WORK TO DO -> Gather each line of the records where "health" appears.

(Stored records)
::::::

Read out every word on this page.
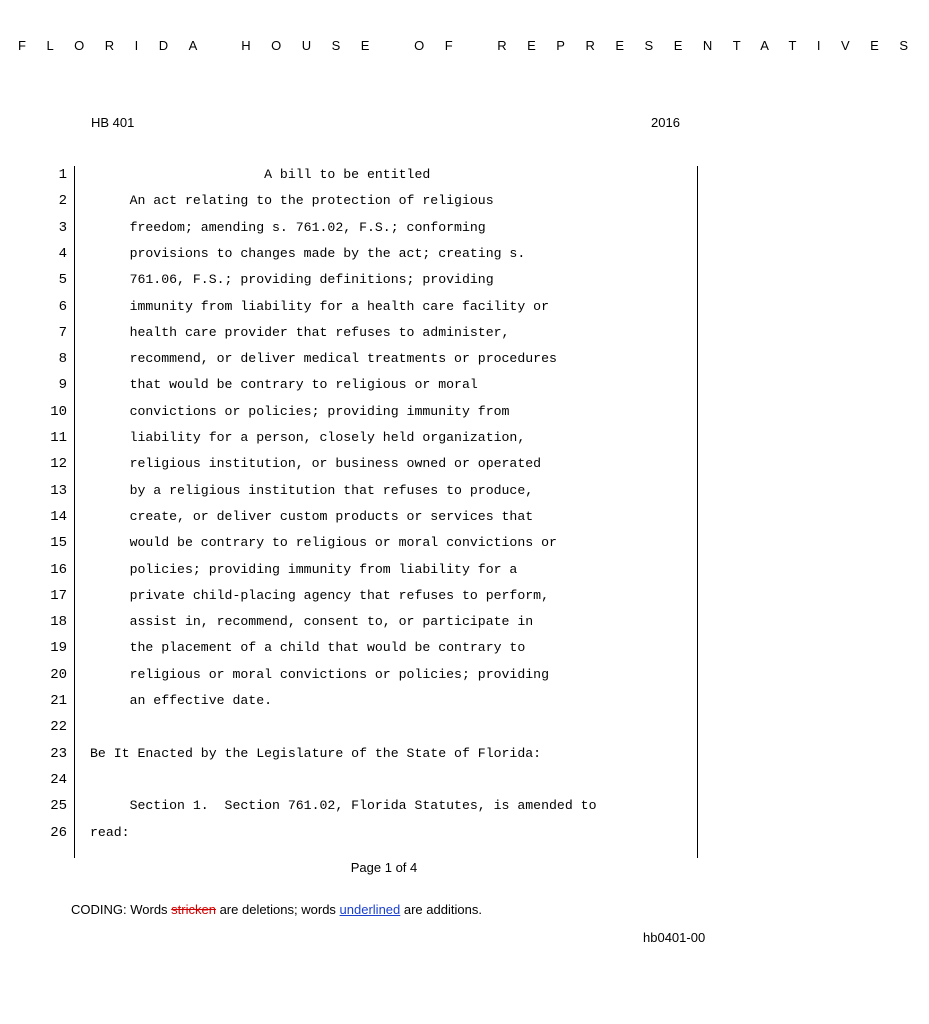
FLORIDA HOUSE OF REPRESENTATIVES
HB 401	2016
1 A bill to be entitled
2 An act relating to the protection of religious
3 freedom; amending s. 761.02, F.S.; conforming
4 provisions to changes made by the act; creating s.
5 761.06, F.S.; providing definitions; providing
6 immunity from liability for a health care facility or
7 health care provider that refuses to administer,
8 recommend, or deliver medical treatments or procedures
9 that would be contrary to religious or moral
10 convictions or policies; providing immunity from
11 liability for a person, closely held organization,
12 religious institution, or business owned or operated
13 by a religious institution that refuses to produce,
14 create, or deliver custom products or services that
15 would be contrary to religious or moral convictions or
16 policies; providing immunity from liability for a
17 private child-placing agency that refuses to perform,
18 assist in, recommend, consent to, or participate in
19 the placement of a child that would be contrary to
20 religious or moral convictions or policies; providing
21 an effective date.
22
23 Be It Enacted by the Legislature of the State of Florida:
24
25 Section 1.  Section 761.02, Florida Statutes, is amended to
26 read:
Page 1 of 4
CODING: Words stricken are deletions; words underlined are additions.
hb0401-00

::::::

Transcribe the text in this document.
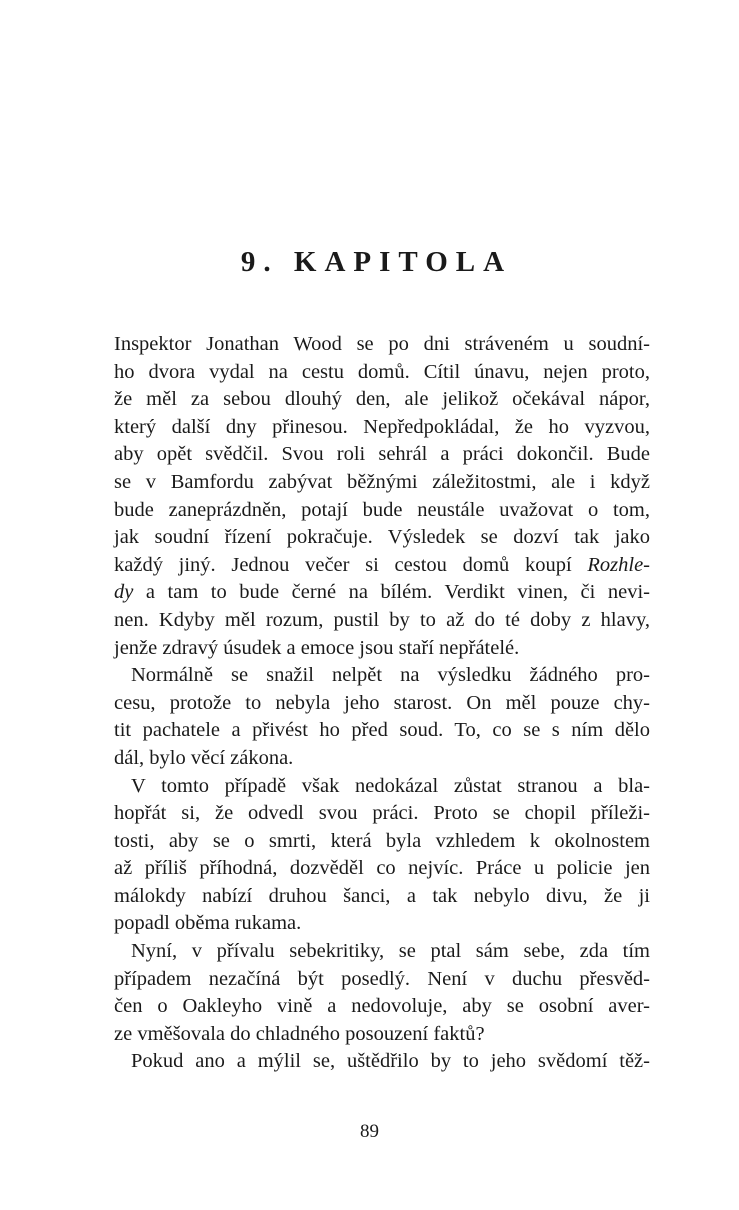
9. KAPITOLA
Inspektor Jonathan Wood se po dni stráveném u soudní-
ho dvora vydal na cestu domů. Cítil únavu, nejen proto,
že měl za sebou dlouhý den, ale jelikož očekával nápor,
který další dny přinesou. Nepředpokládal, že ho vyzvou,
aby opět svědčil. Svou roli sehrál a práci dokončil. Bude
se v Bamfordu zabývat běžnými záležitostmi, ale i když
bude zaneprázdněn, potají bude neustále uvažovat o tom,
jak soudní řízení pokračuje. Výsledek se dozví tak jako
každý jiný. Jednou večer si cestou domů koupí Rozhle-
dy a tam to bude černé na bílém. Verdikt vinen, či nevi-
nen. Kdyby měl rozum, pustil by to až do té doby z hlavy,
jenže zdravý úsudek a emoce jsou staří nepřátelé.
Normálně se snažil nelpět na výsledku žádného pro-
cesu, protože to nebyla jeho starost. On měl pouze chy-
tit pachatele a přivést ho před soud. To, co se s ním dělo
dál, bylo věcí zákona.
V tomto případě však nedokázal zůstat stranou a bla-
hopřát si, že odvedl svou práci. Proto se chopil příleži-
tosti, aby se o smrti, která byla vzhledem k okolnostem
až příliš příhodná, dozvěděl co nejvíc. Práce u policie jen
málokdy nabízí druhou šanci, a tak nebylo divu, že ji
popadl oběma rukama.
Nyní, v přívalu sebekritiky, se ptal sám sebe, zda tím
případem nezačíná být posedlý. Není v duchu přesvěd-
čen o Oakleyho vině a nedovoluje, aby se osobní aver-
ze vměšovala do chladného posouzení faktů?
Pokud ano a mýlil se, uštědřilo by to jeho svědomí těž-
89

::::::

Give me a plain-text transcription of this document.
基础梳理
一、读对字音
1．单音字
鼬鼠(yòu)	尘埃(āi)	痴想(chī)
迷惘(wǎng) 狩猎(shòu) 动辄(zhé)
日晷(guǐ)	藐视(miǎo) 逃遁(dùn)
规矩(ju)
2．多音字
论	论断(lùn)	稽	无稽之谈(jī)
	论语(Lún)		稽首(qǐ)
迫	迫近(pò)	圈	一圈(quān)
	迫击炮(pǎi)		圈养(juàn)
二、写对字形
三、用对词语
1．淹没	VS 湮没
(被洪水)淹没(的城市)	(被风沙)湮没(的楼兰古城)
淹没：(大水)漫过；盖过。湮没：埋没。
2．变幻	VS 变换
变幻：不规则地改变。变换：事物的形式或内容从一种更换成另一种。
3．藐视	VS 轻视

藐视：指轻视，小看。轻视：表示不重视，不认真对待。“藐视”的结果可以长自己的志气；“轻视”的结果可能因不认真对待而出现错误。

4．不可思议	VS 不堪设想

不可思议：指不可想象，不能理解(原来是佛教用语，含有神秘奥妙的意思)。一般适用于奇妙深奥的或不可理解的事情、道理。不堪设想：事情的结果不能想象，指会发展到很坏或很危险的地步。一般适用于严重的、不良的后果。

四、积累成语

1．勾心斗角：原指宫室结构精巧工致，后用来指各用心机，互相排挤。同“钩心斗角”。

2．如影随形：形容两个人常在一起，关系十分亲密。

::::::

THE OUTPUT ->
6 immunity from liability for a health care facility or
7 health care provider that refuses to administer,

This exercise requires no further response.